Stored items -
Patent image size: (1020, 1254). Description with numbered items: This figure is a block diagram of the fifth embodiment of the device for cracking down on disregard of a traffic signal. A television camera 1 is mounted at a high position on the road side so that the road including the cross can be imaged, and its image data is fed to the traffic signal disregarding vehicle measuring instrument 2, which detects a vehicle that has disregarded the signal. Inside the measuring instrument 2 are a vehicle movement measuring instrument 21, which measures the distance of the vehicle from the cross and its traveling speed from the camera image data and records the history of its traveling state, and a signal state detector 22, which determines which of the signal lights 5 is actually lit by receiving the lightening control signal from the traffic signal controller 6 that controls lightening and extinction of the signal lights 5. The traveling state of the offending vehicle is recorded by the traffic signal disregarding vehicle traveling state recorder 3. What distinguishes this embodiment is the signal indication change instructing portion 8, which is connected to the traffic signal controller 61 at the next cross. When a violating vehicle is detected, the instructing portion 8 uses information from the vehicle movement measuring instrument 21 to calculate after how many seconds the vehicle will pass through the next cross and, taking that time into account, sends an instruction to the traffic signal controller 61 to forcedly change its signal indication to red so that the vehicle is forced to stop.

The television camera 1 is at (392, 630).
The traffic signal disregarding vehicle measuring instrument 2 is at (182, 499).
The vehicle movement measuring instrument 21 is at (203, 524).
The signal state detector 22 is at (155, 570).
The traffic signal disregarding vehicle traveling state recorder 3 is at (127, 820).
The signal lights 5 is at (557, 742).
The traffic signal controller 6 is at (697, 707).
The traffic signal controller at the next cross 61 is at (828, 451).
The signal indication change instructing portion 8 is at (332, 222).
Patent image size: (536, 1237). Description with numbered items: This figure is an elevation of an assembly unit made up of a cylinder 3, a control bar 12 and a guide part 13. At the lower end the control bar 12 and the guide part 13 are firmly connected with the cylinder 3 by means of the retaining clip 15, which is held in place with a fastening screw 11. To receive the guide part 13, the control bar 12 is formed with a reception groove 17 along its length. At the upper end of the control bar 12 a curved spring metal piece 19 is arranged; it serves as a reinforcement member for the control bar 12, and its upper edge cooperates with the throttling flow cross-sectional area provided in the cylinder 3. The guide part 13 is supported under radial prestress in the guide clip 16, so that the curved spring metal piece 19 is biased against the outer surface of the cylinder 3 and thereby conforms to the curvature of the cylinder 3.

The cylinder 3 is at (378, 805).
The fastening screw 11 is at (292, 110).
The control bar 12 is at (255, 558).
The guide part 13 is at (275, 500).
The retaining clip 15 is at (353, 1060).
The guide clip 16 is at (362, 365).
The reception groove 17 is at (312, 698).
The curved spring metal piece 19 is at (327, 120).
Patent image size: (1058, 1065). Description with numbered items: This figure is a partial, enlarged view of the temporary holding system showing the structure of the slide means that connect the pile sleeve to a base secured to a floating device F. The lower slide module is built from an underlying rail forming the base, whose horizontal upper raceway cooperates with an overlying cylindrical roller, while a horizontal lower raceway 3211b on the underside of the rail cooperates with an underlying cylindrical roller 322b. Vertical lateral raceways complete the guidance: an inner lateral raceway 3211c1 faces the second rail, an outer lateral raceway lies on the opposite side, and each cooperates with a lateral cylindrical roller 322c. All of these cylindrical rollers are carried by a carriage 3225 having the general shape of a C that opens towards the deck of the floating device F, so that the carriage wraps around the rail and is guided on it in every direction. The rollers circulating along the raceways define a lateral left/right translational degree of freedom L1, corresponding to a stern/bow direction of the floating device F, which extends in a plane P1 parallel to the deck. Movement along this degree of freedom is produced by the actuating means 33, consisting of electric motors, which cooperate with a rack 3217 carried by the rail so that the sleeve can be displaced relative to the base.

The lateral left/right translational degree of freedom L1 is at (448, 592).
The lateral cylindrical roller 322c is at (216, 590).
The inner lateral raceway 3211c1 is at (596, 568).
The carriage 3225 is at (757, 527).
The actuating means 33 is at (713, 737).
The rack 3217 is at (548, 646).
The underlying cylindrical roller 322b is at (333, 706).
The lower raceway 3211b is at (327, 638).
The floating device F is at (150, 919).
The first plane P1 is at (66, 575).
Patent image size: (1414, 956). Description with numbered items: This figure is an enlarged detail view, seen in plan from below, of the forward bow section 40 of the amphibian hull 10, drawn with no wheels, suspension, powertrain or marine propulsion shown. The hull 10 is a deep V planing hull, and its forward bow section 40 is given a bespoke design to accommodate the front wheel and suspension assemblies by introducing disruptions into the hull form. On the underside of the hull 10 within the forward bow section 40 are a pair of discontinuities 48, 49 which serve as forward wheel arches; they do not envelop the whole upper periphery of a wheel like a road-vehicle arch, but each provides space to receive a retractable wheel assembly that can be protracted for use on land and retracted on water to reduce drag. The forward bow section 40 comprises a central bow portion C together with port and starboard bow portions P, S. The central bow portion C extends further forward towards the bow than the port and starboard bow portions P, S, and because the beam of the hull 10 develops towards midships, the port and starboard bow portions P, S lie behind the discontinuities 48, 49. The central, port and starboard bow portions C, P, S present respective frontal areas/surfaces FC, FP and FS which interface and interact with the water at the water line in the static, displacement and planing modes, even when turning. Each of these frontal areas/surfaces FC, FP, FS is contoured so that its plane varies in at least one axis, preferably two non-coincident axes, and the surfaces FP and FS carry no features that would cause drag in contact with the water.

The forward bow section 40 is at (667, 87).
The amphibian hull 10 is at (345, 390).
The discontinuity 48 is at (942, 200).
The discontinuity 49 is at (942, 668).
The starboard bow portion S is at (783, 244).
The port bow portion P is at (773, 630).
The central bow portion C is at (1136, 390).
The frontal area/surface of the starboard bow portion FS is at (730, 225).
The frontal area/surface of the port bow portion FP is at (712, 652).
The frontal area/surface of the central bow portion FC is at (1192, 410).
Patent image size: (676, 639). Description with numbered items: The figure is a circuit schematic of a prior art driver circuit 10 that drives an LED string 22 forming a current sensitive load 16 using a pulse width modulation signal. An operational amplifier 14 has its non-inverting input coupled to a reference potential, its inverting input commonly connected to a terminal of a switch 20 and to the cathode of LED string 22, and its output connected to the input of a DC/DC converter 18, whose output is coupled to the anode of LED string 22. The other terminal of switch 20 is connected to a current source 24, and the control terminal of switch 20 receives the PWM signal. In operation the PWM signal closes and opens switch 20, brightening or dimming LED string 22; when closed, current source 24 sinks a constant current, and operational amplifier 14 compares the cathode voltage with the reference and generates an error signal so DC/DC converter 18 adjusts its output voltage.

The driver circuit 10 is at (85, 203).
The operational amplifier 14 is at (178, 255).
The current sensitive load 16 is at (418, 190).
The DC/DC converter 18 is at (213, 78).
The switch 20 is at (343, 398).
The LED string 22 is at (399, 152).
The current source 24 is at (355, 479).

Stated goal -
Format every line of the listing above as a Markdown table with the columns "No." and "Line". Leave out the blank lines.

Answer to this exercise -
| No. | Line |
|---|---|
| 1 | Patent image size: (1020, 1254). Description with numbered items: This figure is a block diagram of the fifth embodiment of the device for cracking down on disregard of a traffic signal. A television camera 1 is mounted at a high position on the road side so that the road including the cross can be imaged, and its image data is fed to the traffic signal disregarding vehicle measuring instrument 2, which detects a vehicle that has disregarded the signal. Inside the measuring instrument 2 are a vehicle movement measuring instrument 21, which measures the distance of the vehicle from the cross and its traveling speed from the camera image data and records the history of its traveling state, and a signal state detector 22, which determines which of the signal lights 5 is actually lit by receiving the lightening control signal from the traffic signal controller 6 that controls lightening and extinction of the signal lights 5. The traveling state of the offending vehicle is recorded by the traffic signal disregarding vehicle traveling state recorder 3. What distinguishes this embodiment is the signal indication change instructing portion 8, which is connected to the traffic signal controller 61 at the next cross. When a violating vehicle is detected, the instructing portion 8 uses information from the vehicle movement measuring instrument 21 to calculate after how many seconds the vehicle will pass through the next cross and, taking that time into account, sends an instruction to the traffic signal controller 61 to forcedly change its signal indication to red so that the vehicle is forced to stop. |
| 2 | The television camera 1 is at (392, 630). |
| 3 | The traffic signal disregarding vehicle measuring instrument 2 is at (182, 499). |
| 4 | The vehicle movement measuring instrument 21 is at (203, 524). |
| 5 | The signal state detector 22 is at (155, 570). |
| 6 | The traffic signal disregarding vehicle traveling state recorder 3 is at (127, 820). |
| 7 | The signal lights 5 is at (557, 742). |
| 8 | The traffic signal controller 6 is at (697, 707). |
| 9 | The traffic signal controller at the next cross 61 is at (828, 451). |
| 10 | The signal indication change instructing portion 8 is at (332, 222). |
| 11 | Patent image size: (536, 1237). Description with numbered items: This figure is an elevation of an assembly unit made up of a cylinder 3, a control bar 12 and a guide part 13. At the lower end the control bar 12 and the guide part 13 are firmly connected with the cylinder 3 by means of the retaining clip 15, which is held in place with a fastening screw 11. To receive the guide part 13, the control bar 12 is formed with a reception groove 17 along its length. At the upper end of the control bar 12 a curved spring metal piece 19 is arranged; it serves as a reinforcement member for the control bar 12, and its upper edge cooperates with the throttling flow cross-sectional area provided in the cylinder 3. The guide part 13 is supported under radial prestress in the guide clip 16, so that the curved spring metal piece 19 is biased against the outer surface of the cylinder 3 and thereby conforms to the curvature of the cylinder 3. |
| 12 | The cylinder 3 is at (378, 805). |
| 13 | The fastening screw 11 is at (292, 110). |
| 14 | The control bar 12 is at (255, 558). |
| 15 | The guide part 13 is at (275, 500). |
| 16 | The retaining clip 15 is at (353, 1060). |
| 17 | The guide clip 16 is at (362, 365). |
| 18 | The reception groove 17 is at (312, 698). |
| 19 | The curved spring metal piece 19 is at (327, 120). |
| 20 | Patent image size: (1058, 1065). Description with numbered items: This figure is a partial, enlarged view of the temporary holding system showing the structure of the slide means that connect the pile sleeve to a base secured to a floating device F. The lower slide module is built from an underlying rail forming the base, whose horizontal upper raceway cooperates with an overlying cylindrical roller, while a horizontal lower raceway 3211b on the underside of the rail cooperates with an underlying cylindrical roller 322b. Vertical lateral raceways complete the guidance: an inner lateral raceway 3211c1 faces the second rail, an outer lateral raceway lies on the opposite side, and each cooperates with a lateral cylindrical roller 322c. All of these cylindrical rollers are carried by a carriage 3225 having the general shape of a C that opens towards the deck of the floating device F, so that the carriage wraps around the rail and is guided on it in every direction. The rollers circulating along the raceways define a lateral left/right translational degree of freedom L1, corresponding to a stern/bow direction of the floating device F, which extends in a plane P1 parallel to the deck. Movement along this degree of freedom is produced by the actuating means 33, consisting of electric motors, which cooperate with a rack 3217 carried by the rail so that the sleeve can be displaced relative to the base. |
| 21 | The lateral left/right translational degree of freedom L1 is at (448, 592). |
| 22 | The lateral cylindrical roller 322c is at (216, 590). |
| 23 | The inner lateral raceway 3211c1 is at (596, 568). |
| 24 | The carriage 3225 is at (757, 527). |
| 25 | The actuating means 33 is at (713, 737). |
| 26 | The rack 3217 is at (548, 646). |
| 27 | The underlying cylindrical roller 322b is at (333, 706). |
| 28 | The lower raceway 3211b is at (327, 638). |
| 29 | The floating device F is at (150, 919). |
| 30 | The first plane P1 is at (66, 575). |
| 31 | Patent image size: (1414, 956). Description with numbered items: This figure is an enlarged detail view, seen in plan from below, of the forward bow section 40 of the amphibian hull 10, drawn with no wheels, suspension, powertrain or marine propulsion shown. The hull 10 is a deep V planing hull, and its forward bow section 40 is given a bespoke design to accommodate the front wheel and suspension assemblies by introducing disruptions into the hull form. On the underside of the hull 10 within the forward bow section 40 are a pair of discontinuities 48, 49 which serve as forward wheel arches; they do not envelop the whole upper periphery of a wheel like a road-vehicle arch, but each provides space to receive a retractable wheel assembly that can be protracted for use on land and retracted on water to reduce drag. The forward bow section 40 comprises a central bow portion C together with port and starboard bow portions P, S. The central bow portion C extends further forward towards the bow than the port and starboard bow portions P, S, and because the beam of the hull 10 develops towards midships, the port and starboard bow portions P, S lie behind the discontinuities 48, 49. The central, port and starboard bow portions C, P, S present respective frontal areas/surfaces FC, FP and FS which interface and interact with the water at the water line in the static, displacement and planing modes, even when turning. Each of these frontal areas/surfaces FC, FP, FS is contoured so that its plane varies in at least one axis, preferably two non-coincident axes, and the surfaces FP and FS carry no features that would cause drag in contact with the water. |
| 32 | The forward bow section 40 is at (667, 87). |
| 33 | The amphibian hull 10 is at (345, 390). |
| 34 | The discontinuity 48 is at (942, 200). |
| 35 | The discontinuity 49 is at (942, 668). |
| 36 | The starboard bow portion S is at (783, 244). |
| 37 | The port bow portion P is at (773, 630). |
| 38 | The central bow portion C is at (1136, 390). |
| 39 | The frontal area/surface of the starboard bow portion FS is at (730, 225). |
| 40 | The frontal area/surface of the port bow portion FP is at (712, 652). |
| 41 | The frontal area/surface of the central bow portion FC is at (1192, 410). |
| 42 | Patent image size: (676, 639). Description with numbered items: The figure is a circuit schematic of a prior art driver circuit 10 that drives an LED string 22 forming a current sensitive load 16 using a pulse width modulation signal. An operational amplifier 14 has its non-inverting input coupled to a reference potential, its inverting input commonly connected to a terminal of a switch 20 and to the cathode of LED string 22, and its output connected to the input of a DC/DC converter 18, whose output is coupled to the anode of LED string 22. The other terminal of switch 20 is connected to a current source 24, and the control terminal of switch 20 receives the PWM signal. In operation the PWM signal closes and opens switch 20, brightening or dimming LED string 22; when closed, current source 24 sinks a constant current, and operational amplifier 14 compares the cathode voltage with the reference and generates an error signal so DC/DC converter 18 adjusts its output voltage. |
| 43 | The driver circuit 10 is at (85, 203). |
| 44 | The operational amplifier 14 is at (178, 255). |
| 45 | The current sensitive load 16 is at (418, 190). |
| 46 | The DC/DC converter 18 is at (213, 78). |
| 47 | The switch 20 is at (343, 398). |
| 48 | The LED string 22 is at (399, 152). |
| 49 | The current source 24 is at (355, 479). |